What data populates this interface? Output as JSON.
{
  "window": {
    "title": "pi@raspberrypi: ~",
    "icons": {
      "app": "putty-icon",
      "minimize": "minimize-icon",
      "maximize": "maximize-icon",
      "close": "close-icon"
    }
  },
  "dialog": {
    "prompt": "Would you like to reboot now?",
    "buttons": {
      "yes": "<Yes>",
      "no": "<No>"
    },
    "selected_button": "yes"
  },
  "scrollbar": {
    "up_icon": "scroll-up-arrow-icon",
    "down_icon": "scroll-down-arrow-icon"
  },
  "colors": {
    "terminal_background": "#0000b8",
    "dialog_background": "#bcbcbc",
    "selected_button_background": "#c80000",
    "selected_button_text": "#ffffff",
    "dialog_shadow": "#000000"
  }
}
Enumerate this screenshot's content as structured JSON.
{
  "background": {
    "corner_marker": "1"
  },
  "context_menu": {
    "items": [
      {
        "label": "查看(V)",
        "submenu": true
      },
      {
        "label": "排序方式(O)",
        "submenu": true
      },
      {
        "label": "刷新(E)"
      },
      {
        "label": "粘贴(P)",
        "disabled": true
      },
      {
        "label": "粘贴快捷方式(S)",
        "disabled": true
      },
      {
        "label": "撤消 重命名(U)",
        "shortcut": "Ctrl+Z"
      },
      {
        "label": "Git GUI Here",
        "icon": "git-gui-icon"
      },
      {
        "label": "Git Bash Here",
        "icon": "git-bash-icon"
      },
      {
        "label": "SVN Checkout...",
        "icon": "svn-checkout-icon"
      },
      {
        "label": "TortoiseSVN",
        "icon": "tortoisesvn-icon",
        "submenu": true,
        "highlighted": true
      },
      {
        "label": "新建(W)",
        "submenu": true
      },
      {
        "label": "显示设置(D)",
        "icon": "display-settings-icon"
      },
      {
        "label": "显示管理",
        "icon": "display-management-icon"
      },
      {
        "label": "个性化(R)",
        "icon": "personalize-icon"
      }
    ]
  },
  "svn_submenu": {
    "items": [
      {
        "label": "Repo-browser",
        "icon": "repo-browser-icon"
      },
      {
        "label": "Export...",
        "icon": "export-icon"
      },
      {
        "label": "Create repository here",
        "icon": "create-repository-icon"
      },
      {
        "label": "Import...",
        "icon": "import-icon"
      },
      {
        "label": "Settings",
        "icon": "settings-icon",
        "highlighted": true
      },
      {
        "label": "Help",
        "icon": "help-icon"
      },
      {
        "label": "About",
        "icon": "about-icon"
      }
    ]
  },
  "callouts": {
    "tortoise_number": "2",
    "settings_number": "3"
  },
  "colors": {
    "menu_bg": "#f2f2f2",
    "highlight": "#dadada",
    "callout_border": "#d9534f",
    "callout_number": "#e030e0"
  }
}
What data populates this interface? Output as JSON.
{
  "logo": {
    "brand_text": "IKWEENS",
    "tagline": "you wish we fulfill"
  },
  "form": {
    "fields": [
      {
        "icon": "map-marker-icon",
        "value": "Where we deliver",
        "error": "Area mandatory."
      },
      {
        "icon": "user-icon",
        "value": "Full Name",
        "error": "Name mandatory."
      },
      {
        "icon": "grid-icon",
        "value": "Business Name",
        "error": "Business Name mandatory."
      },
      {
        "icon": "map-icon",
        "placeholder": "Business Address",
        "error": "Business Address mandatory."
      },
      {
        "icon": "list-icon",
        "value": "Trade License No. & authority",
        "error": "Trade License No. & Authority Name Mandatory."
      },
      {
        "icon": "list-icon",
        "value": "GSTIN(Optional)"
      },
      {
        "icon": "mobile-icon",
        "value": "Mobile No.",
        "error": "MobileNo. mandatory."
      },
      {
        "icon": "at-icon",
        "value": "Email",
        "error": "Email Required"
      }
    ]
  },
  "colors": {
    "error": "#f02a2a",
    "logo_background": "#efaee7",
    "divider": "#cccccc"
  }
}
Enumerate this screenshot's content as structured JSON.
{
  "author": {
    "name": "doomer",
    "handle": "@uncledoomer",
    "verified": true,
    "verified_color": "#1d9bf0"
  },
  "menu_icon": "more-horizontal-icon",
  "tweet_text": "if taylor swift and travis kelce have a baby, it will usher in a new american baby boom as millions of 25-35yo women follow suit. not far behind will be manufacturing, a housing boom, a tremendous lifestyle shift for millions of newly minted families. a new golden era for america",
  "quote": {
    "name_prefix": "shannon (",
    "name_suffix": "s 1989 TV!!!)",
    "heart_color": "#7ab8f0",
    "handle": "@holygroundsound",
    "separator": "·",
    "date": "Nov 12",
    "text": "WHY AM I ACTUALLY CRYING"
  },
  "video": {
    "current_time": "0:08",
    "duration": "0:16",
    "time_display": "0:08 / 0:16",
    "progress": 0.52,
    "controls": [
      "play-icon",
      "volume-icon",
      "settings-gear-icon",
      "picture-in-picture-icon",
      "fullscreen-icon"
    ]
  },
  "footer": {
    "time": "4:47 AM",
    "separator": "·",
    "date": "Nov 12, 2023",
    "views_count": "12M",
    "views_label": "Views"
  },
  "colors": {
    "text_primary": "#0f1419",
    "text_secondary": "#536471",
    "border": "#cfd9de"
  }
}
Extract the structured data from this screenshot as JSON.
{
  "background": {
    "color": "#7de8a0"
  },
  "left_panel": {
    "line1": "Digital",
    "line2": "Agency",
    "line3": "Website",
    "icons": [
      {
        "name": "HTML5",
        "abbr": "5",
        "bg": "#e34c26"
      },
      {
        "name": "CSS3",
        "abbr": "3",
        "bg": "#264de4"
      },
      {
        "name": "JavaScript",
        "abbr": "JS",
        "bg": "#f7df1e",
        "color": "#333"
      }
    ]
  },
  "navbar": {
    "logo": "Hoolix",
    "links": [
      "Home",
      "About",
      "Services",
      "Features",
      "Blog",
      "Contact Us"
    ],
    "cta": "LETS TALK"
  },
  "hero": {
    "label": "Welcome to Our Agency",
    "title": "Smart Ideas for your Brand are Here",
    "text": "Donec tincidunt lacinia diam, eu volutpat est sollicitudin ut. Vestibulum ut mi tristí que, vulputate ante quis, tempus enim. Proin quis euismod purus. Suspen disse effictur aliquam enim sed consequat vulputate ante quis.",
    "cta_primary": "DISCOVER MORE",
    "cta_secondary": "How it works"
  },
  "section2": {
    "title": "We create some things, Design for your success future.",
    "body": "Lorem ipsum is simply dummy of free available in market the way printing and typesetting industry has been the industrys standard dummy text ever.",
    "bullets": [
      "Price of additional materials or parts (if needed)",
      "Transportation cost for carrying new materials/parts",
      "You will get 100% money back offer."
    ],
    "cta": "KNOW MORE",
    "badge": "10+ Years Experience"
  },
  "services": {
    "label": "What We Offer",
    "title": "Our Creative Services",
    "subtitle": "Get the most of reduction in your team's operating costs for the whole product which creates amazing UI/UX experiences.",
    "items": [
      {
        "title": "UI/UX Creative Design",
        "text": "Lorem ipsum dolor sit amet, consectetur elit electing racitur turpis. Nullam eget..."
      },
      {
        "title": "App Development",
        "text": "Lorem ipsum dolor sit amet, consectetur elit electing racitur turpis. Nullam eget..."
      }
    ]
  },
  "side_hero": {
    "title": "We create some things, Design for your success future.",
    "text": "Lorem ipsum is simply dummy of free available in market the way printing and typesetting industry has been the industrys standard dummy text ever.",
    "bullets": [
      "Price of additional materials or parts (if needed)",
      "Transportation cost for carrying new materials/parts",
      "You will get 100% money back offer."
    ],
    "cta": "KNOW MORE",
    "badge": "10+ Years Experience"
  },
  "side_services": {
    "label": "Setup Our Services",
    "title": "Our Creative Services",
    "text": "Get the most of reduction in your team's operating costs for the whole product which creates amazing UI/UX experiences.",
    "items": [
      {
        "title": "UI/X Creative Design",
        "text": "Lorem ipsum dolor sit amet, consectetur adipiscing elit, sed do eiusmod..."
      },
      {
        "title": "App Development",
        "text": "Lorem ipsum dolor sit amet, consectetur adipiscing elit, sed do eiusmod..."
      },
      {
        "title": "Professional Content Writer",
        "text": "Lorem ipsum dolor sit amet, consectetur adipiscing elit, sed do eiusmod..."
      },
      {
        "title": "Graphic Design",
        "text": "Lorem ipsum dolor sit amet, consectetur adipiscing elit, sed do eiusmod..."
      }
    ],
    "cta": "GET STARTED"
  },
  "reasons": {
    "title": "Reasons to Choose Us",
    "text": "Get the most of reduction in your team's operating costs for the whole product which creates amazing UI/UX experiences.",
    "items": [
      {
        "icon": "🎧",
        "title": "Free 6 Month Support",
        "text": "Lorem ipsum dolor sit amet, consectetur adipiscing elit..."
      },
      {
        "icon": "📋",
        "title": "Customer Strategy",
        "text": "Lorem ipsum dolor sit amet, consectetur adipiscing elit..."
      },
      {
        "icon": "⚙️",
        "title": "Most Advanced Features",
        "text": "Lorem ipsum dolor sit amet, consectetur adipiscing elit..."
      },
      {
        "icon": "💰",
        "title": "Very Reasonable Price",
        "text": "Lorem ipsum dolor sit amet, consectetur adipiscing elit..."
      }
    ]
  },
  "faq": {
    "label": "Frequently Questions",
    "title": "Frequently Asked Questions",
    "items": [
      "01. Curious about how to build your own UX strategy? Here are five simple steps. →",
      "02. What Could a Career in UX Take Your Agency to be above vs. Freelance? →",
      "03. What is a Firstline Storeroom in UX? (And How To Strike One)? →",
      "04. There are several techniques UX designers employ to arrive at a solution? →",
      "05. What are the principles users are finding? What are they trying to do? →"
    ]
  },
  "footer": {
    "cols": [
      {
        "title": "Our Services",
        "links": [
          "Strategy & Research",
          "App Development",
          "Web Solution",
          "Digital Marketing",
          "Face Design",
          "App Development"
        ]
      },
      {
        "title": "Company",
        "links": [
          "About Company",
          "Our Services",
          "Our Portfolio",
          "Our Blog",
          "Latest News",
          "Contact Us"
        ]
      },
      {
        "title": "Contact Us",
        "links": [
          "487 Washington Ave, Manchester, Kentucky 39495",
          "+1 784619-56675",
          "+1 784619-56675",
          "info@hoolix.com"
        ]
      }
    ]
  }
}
· · ·
**Exercise**
Tally the lines of the listing above that include the word "standard". Answer with the number alone.

**Answer**
2